What the task asks:
Pull each line holding "上涨趋势下持有期货多头" out of the entries below.

Supplied entries:
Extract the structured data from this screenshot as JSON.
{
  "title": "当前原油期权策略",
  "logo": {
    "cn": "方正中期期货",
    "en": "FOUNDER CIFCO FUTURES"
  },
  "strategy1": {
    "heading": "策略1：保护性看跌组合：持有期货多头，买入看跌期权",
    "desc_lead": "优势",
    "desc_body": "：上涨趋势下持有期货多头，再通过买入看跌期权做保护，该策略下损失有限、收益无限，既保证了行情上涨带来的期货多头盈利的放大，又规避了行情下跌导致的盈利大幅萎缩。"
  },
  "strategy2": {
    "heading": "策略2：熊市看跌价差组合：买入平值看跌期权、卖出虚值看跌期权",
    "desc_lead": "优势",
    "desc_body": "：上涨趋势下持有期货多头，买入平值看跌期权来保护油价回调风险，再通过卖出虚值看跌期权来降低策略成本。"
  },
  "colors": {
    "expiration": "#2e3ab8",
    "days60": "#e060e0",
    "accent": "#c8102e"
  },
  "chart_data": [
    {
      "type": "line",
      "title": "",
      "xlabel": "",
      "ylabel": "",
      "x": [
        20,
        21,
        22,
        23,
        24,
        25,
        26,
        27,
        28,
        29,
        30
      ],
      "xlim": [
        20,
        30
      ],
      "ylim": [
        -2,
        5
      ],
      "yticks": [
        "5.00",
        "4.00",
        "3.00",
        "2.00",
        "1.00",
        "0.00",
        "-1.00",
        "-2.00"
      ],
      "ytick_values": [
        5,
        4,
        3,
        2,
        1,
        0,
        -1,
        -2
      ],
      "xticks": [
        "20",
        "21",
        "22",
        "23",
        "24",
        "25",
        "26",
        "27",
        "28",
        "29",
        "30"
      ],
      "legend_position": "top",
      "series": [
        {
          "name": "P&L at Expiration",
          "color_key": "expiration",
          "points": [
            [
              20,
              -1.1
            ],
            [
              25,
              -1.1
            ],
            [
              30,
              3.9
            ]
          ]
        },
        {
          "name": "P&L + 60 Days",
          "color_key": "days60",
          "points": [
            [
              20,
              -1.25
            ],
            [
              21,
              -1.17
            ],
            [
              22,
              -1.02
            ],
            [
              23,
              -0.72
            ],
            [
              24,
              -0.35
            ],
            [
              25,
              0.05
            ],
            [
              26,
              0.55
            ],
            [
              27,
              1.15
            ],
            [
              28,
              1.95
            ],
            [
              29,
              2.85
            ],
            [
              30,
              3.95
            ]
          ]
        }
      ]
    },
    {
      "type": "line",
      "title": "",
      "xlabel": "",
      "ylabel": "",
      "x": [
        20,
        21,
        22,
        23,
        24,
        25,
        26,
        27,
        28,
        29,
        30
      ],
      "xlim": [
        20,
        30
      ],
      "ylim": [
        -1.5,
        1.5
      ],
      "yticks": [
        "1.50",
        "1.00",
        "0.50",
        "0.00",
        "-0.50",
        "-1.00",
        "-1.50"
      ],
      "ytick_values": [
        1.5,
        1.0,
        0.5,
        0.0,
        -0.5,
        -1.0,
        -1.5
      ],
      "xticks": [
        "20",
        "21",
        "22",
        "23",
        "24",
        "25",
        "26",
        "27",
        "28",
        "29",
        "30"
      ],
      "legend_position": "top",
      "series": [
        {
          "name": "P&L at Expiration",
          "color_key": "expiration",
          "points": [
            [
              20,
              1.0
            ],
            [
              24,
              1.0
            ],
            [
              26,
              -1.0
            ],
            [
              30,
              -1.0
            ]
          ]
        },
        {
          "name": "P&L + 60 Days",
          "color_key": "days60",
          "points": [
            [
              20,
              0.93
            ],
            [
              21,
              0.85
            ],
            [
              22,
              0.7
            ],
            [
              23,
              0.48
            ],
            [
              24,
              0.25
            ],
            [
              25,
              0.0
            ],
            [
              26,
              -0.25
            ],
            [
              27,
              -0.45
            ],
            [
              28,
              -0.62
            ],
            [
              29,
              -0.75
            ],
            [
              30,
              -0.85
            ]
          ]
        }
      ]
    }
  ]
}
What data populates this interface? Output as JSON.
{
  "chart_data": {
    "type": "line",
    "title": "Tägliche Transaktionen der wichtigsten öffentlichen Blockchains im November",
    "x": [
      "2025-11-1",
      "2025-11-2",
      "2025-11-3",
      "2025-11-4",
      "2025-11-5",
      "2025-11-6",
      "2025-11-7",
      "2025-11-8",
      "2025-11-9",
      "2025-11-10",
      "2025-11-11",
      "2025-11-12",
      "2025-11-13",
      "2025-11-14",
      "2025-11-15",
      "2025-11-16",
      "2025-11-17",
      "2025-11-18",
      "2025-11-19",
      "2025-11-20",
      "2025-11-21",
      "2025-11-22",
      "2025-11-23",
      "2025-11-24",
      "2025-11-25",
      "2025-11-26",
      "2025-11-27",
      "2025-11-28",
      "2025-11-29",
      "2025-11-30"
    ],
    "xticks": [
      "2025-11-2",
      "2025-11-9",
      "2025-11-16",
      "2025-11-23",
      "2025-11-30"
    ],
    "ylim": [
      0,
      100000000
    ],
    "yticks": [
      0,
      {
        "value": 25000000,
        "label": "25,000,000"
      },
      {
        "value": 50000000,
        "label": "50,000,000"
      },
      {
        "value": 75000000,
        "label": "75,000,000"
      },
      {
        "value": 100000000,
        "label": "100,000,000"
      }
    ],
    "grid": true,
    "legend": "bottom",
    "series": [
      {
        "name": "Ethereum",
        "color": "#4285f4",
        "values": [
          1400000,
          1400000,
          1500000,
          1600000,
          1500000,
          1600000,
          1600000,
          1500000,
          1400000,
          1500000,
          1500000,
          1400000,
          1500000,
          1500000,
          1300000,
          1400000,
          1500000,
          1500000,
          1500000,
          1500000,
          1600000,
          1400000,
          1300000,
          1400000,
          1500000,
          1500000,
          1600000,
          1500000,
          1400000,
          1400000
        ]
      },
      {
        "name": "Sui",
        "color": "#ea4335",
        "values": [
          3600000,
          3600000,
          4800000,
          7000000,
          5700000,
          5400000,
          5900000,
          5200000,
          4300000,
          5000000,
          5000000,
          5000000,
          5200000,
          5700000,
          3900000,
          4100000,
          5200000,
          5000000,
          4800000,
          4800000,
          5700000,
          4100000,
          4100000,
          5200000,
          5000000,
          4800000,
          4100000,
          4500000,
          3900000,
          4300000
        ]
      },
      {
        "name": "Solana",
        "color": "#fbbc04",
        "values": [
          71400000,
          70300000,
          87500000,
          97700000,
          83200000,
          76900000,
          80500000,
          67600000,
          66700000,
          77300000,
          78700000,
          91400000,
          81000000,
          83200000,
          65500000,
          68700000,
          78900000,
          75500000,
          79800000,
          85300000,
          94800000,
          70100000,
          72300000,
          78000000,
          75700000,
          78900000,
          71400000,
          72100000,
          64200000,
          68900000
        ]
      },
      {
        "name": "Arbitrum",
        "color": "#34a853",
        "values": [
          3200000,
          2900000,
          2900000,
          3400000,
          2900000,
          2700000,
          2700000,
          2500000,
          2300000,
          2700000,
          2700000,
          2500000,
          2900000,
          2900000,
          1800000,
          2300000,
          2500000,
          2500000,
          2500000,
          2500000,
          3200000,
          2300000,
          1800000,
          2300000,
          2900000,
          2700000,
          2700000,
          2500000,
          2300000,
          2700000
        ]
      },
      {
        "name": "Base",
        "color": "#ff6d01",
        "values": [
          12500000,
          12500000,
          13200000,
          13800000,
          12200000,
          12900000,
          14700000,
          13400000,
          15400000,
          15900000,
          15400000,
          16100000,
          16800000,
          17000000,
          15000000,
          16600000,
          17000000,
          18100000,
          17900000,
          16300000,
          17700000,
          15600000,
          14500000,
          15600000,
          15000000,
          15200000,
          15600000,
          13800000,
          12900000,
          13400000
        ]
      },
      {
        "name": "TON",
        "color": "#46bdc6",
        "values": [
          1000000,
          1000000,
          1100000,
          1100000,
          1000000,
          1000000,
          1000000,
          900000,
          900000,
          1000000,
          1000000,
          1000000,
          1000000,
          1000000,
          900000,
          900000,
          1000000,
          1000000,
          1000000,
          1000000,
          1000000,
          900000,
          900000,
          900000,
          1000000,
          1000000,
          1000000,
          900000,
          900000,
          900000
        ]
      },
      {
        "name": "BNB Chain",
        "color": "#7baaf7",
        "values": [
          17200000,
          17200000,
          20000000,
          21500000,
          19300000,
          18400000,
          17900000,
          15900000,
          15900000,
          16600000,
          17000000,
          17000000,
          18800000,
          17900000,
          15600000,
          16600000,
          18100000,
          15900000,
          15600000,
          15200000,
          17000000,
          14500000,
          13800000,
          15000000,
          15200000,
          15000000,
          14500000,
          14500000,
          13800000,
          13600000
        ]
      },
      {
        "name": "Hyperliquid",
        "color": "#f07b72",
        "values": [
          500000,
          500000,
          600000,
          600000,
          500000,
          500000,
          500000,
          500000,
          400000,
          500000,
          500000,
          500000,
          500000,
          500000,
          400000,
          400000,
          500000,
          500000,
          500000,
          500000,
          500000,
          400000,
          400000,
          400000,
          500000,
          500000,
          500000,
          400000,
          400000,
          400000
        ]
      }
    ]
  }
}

Answer for this exercise:
    "desc_body": "：上涨趋势下持有期货多头，再通过买入看跌期权做保护，该策略下损失有限、收益无限，既保证了行情上涨带来的期货多头盈利的放大，又规避了行情下跌导致的盈利大幅萎缩。"
    "desc_body": "：上涨趋势下持有期货多头，买入平值看跌期权来保护油价回调风险，再通过卖出虚值看跌期权来降低策略成本。"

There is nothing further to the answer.